___ Stored data
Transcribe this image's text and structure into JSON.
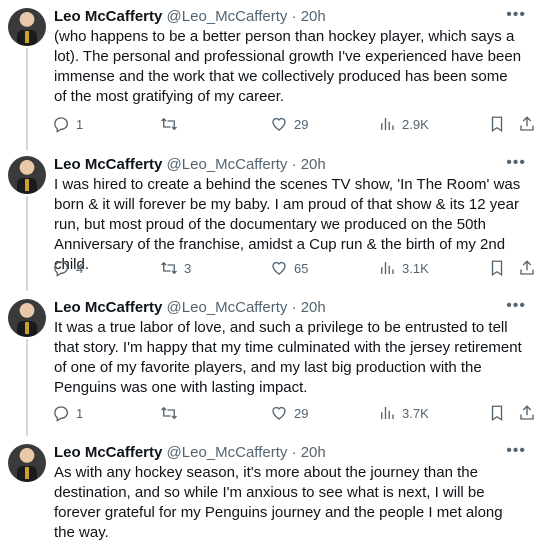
{
  "tweets": [
    {
      "name": "Leo McCafferty",
      "handle": "@Leo_McCafferty",
      "separator": "·",
      "time": "20h",
      "text": "(who happens to be a better person than hockey player, which says a lot). The personal and professional growth I've experienced have been immense and the work that we collectively produced has been some of the most gratifying of my career.",
      "replies": "1",
      "retweets": "",
      "likes": "29",
      "views": "2.9K"
    },
    {
      "name": "Leo McCafferty",
      "handle": "@Leo_McCafferty",
      "separator": "·",
      "time": "20h",
      "text": "I was hired to create a behind the scenes TV show, 'In The Room' was born & it will forever be my baby. I am proud of that show & its 12 year run, but most proud of the documentary we produced on the 50th Anniversary of the franchise, amidst a Cup run & the birth of my 2nd child.",
      "replies": "4",
      "retweets": "3",
      "likes": "65",
      "views": "3.1K"
    },
    {
      "name": "Leo McCafferty",
      "handle": "@Leo_McCafferty",
      "separator": "·",
      "time": "20h",
      "text": "It was a true labor of love, and such a privilege to be entrusted to tell that story. I'm happy that my time culminated with the jersey retirement of one of my favorite players, and my last big production with the Penguins was one with lasting impact.",
      "replies": "1",
      "retweets": "",
      "likes": "29",
      "views": "3.7K"
    },
    {
      "name": "Leo McCafferty",
      "handle": "@Leo_McCafferty",
      "separator": "·",
      "time": "20h",
      "text": "As with any hockey season, it's more about the journey than the destination, and so while I'm anxious to see what is next, I will be forever grateful for my Penguins journey and the people I met along the way."
    }
  ],
  "icons": {
    "more": "more-icon",
    "reply": "reply-icon",
    "retweet": "retweet-icon",
    "like": "heart-icon",
    "views": "views-icon",
    "bookmark": "bookmark-icon",
    "share": "share-icon"
  },
  "colors": {
    "text": "#0f1419",
    "secondary": "#536471",
    "thread_line": "#cfd9de"
  }
}
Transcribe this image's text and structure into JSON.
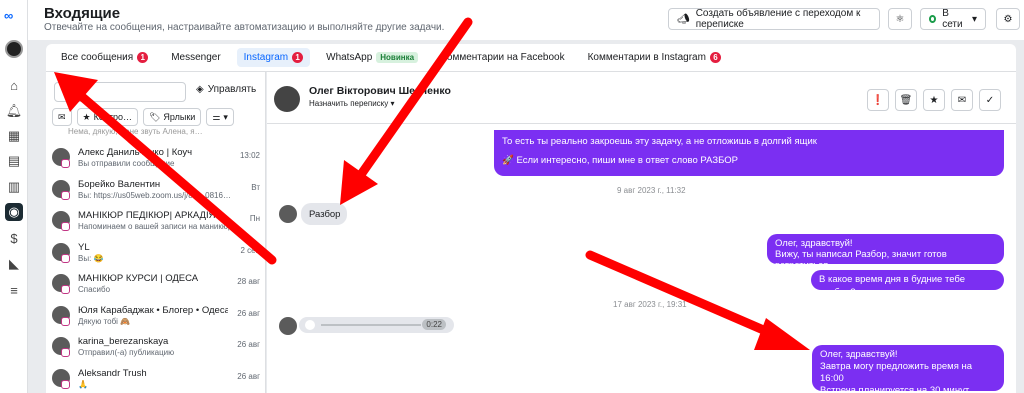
{
  "header": {
    "title": "Входящие",
    "subtitle": "Отвечайте на сообщения, настраивайте автоматизацию и выполняйте другие задачи.",
    "ad_button": "Создать объявление с переходом к переписке",
    "status_label": "В сети"
  },
  "tabs": [
    {
      "label": "Все сообщения",
      "badge": "1"
    },
    {
      "label": "Messenger",
      "badge": ""
    },
    {
      "label": "Instagram",
      "badge": "1"
    },
    {
      "label": "WhatsApp",
      "badge": "",
      "tag": "Новинка"
    },
    {
      "label": "Комментарии на Facebook",
      "badge": ""
    },
    {
      "label": "Комментарии в Instagram",
      "badge": "6"
    }
  ],
  "list": {
    "manage_label": "Управлять",
    "filters": [
      "Контро…",
      "Ярлыки"
    ],
    "clipped_preview": "Нема, дякую, мене звуть Алена, я…",
    "conversations": [
      {
        "name": "Алекс Данильченко | Коуч",
        "preview": "Вы отправили сообщение",
        "time": "13:02"
      },
      {
        "name": "Борейко Валентин",
        "preview": "Вы: https://us05web.zoom.us/j/85…0816…",
        "time": "Вт"
      },
      {
        "name": "МАНІКЮР ПЕДІКЮР| АРКАДІЯ",
        "preview": "Напоминаем о вашей записи на маникюр…",
        "time": "Пн"
      },
      {
        "name": "YL",
        "preview": "Вы: 😂",
        "time": "2 сен"
      },
      {
        "name": "МАНІКЮР КУРСИ | ОДЕСА",
        "preview": "Спасибо",
        "time": "28 авг"
      },
      {
        "name": "Юля Карабаджак • Блогер • Одеса",
        "preview": "Дякую тобі 🙈",
        "time": "26 авг"
      },
      {
        "name": "karina_berezanskaya",
        "preview": "Отправил(-а) публикацию",
        "time": "26 авг"
      },
      {
        "name": "Aleksandr Trush",
        "preview": "🙏",
        "time": "26 авг"
      }
    ]
  },
  "chat": {
    "contact_name": "Олег Вікторович Шевченко",
    "assign_label": "Назначить переписку ▾",
    "messages": {
      "m1_line1": "То есть ты реально закроешь эту задачу, а не отложишь в долгий ящик",
      "m1_line2": "🚀 Если интересно, пиши мне в ответ слово РАЗБОР",
      "ts1": "9 авг 2023 г., 11:32",
      "m2": "Разбор",
      "m3_line1": "Олег, здравствуй!",
      "m3_line2": "Вижу, ты написал Разбор, значит готов встретиться",
      "m4": "В какое время дня в будние тебе удобно?",
      "ts2": "17 авг 2023 г., 19:31",
      "audio_duration": "0:22",
      "m5_line1": "Олег, здравствуй!",
      "m5_line2": "Завтра могу предложить время на 16:00",
      "m5_line3": "Встреча планируется на 30 минут"
    }
  },
  "colors": {
    "accent": "#0866ff",
    "outgoing_bubble": "#7b2ff2",
    "badge": "#e41e3f",
    "arrow": "#ff0000"
  }
}
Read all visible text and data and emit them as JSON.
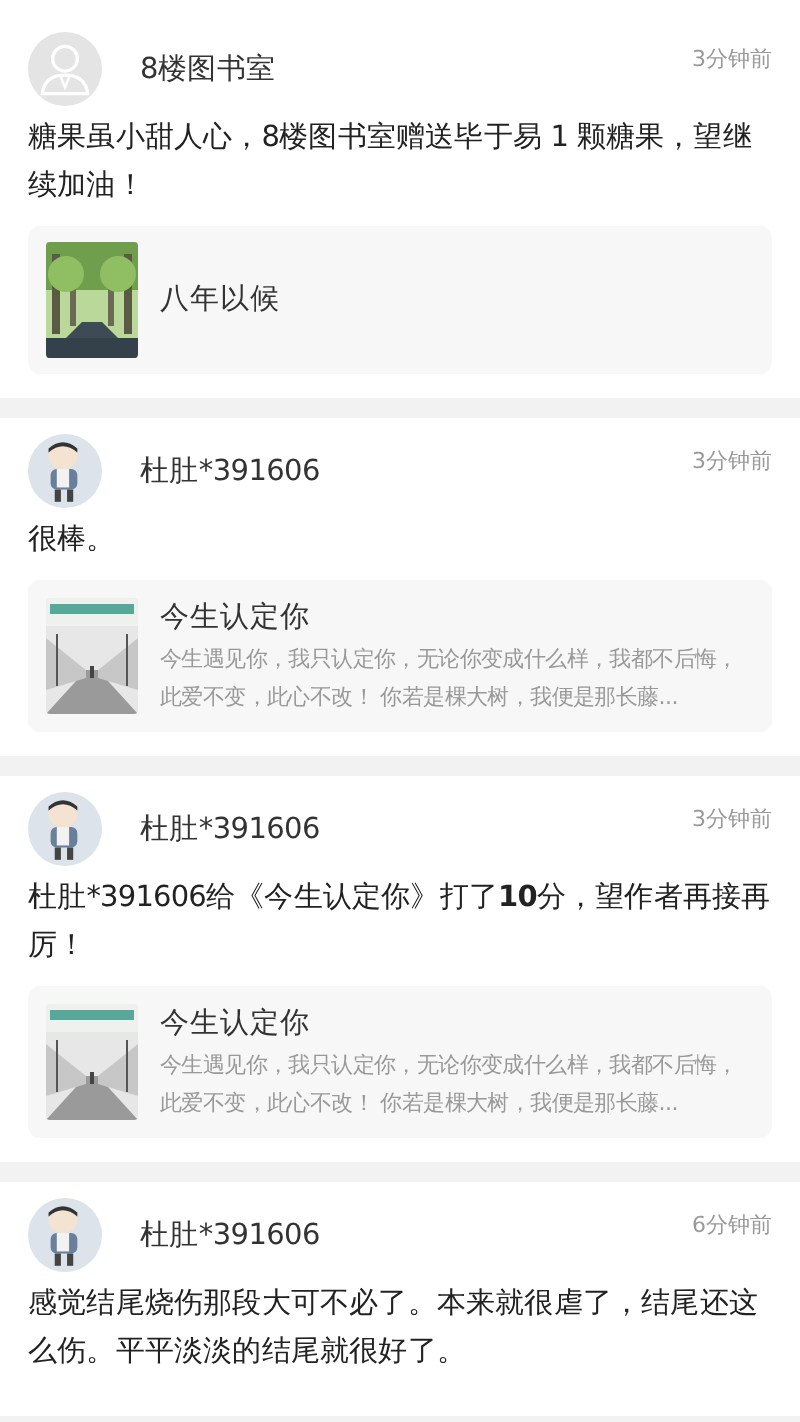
{
  "posts": [
    {
      "user": "8楼图书室",
      "avatar": {
        "kind": "default"
      },
      "time": "3分钟前",
      "text": "糖果虽小甜人心，8楼图书室赠送毕于易 1 颗糖果，望继续加油！",
      "quote": {
        "title": "八年以候",
        "thumb": {
          "kind": "trees"
        }
      }
    },
    {
      "user": "杜肚*391606",
      "avatar": {
        "kind": "figure"
      },
      "time": "3分钟前",
      "text": "很棒。",
      "quote": {
        "title": "今生认定你",
        "desc": "今生遇见你，我只认定你，无论你变成什么样，我都不后悔，此爱不变，此心不改！ 你若是棵大树，我便是那长藤...",
        "thumb": {
          "kind": "corridor"
        }
      }
    },
    {
      "user": "杜肚*391606",
      "avatar": {
        "kind": "figure"
      },
      "time": "3分钟前",
      "text": "杜肚*391606给《今生认定你》打了**10**分，望作者再接再厉！",
      "quote": {
        "title": "今生认定你",
        "desc": "今生遇见你，我只认定你，无论你变成什么样，我都不后悔，此爱不变，此心不改！ 你若是棵大树，我便是那长藤...",
        "thumb": {
          "kind": "corridor"
        }
      }
    },
    {
      "user": "杜肚*391606",
      "avatar": {
        "kind": "figure"
      },
      "time": "6分钟前",
      "text": "感觉结尾烧伤那段大可不必了。本来就很虐了，结尾还这么伤。平平淡淡的结尾就很好了。"
    }
  ]
}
______
Say how many lines contain "сообщения", and give nothing but that number.

#### Expected answer:
2